[Extracted data entries]

•••

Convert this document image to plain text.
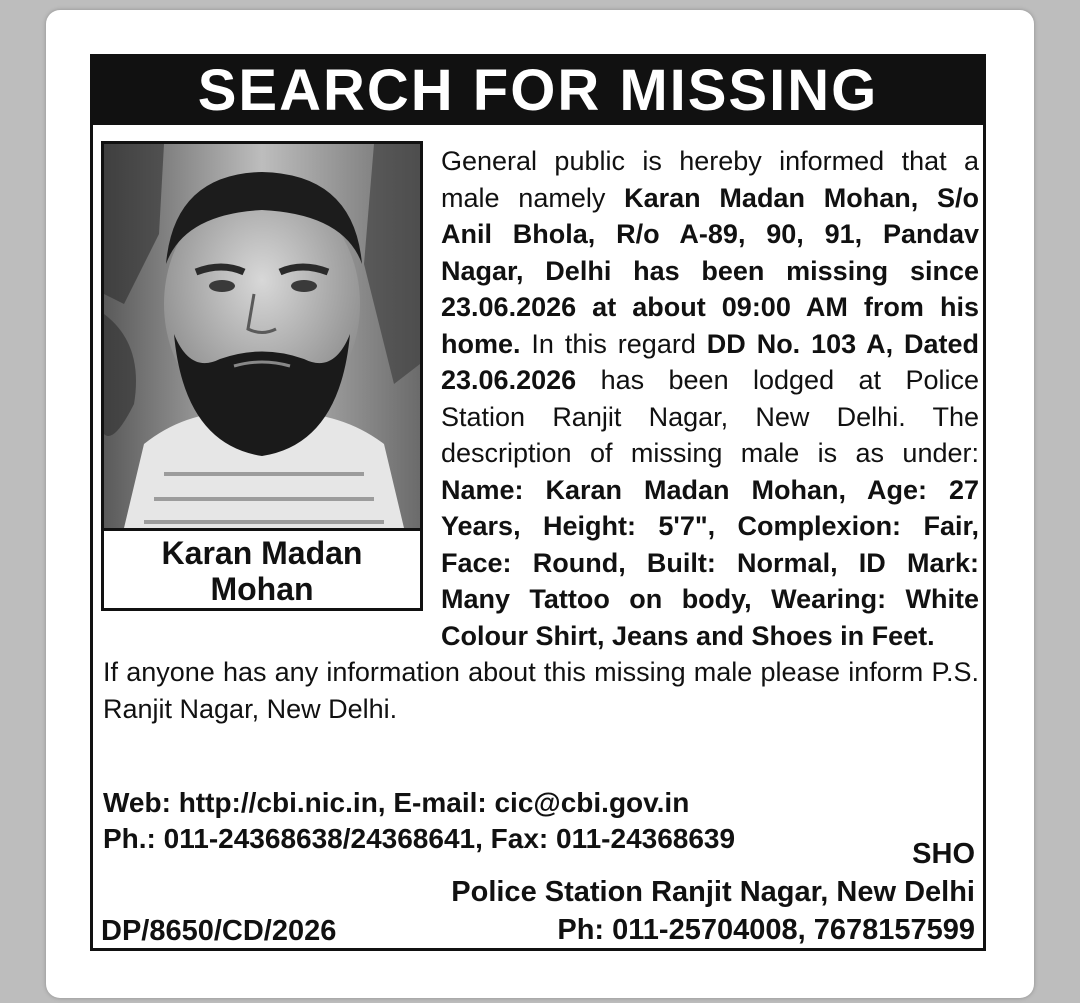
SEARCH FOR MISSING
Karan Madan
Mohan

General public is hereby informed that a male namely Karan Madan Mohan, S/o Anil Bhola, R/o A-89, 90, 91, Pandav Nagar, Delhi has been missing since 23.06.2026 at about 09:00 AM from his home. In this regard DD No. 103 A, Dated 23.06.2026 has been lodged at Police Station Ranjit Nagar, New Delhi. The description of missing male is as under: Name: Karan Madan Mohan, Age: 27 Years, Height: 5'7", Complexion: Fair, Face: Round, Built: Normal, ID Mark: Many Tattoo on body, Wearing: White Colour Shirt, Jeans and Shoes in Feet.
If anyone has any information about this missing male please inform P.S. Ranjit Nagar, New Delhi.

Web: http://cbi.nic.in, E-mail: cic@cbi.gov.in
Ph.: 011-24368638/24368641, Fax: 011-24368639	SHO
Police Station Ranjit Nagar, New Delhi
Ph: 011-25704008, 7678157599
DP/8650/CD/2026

•••

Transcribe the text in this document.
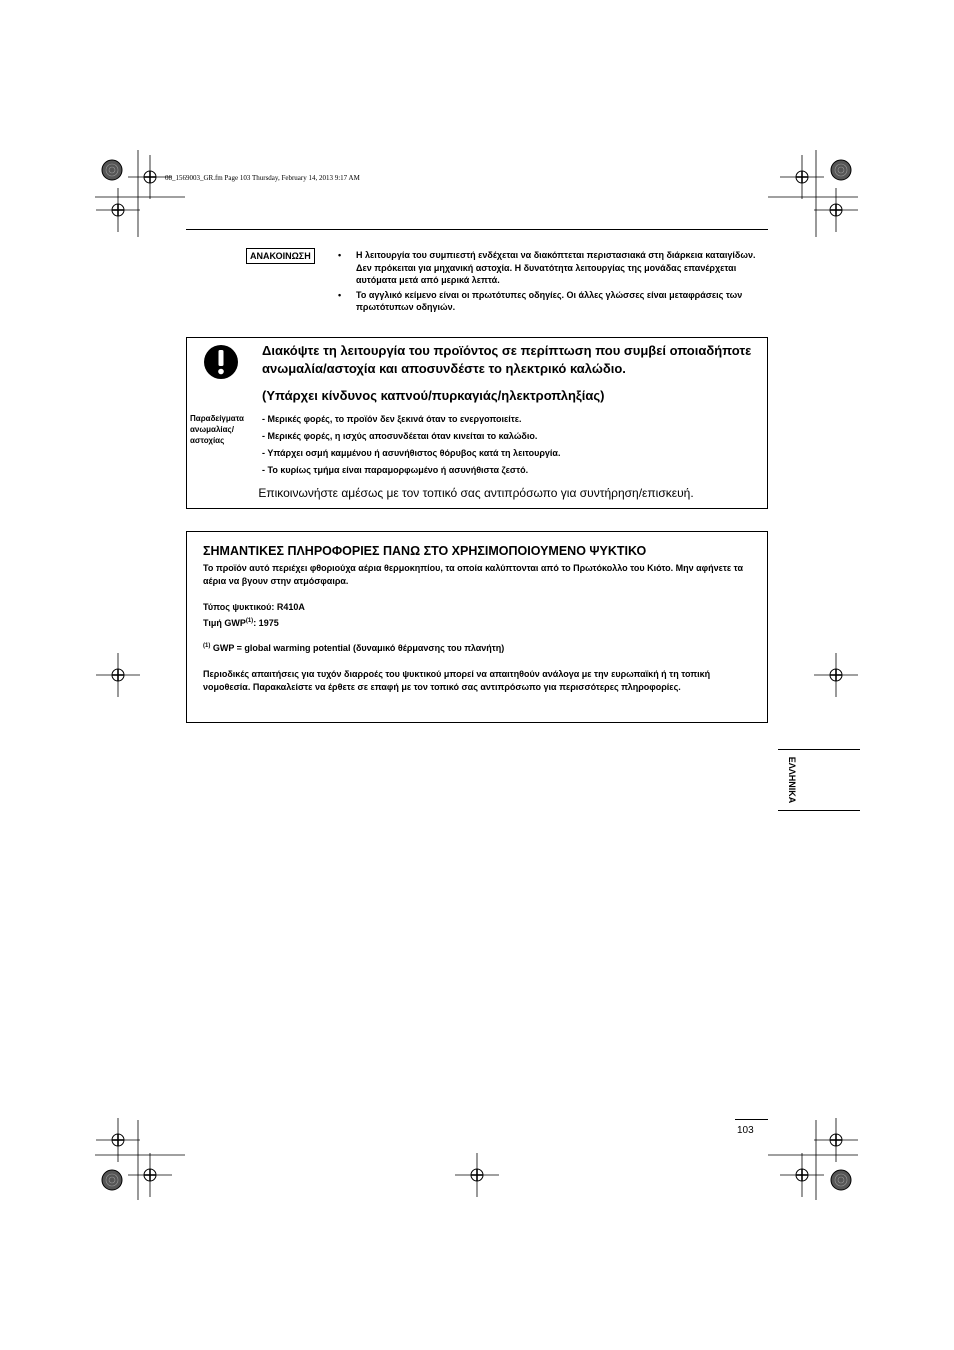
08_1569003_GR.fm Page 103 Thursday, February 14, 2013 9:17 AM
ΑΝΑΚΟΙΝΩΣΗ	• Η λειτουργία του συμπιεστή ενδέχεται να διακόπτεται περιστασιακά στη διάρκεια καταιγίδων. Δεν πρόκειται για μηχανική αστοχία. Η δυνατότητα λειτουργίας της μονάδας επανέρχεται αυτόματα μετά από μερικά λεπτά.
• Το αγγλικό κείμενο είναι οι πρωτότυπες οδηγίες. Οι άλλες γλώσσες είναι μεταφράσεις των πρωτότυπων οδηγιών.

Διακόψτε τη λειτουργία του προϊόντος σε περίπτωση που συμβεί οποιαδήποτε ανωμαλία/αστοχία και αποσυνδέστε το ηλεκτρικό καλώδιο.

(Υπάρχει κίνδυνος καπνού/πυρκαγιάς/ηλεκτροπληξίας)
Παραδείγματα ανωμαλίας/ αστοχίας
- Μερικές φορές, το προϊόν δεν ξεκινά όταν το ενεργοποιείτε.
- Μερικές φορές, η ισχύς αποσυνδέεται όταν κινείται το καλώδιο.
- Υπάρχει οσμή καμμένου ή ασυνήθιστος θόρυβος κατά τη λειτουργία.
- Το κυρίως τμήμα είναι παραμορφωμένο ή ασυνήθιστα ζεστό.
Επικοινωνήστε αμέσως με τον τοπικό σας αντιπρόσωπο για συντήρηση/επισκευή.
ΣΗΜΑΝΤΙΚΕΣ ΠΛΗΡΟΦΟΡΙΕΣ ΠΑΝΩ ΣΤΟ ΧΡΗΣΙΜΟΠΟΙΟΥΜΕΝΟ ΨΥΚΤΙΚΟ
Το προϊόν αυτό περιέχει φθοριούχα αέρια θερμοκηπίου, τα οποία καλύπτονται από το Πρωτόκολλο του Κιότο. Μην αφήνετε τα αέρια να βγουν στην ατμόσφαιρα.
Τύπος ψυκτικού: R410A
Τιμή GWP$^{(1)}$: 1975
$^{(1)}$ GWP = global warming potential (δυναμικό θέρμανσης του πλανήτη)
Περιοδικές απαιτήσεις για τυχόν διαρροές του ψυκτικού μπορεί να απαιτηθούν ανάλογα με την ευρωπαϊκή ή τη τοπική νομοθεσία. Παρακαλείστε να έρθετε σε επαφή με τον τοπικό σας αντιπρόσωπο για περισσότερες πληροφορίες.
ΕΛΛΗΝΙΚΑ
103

•••

• [Problem requirements]: Read the entries and pick out all lines that include the word "είναι".

• [Task solution]:
• Το αγγλικό κείμενο είναι οι πρωτότυπες οδηγίες. Οι άλλες γλώσσες είναι μεταφράσεις των πρωτότυπων οδηγιών.
- Το κυρίως τμήμα είναι παραμορφωμένο ή ασυνήθιστα ζεστό.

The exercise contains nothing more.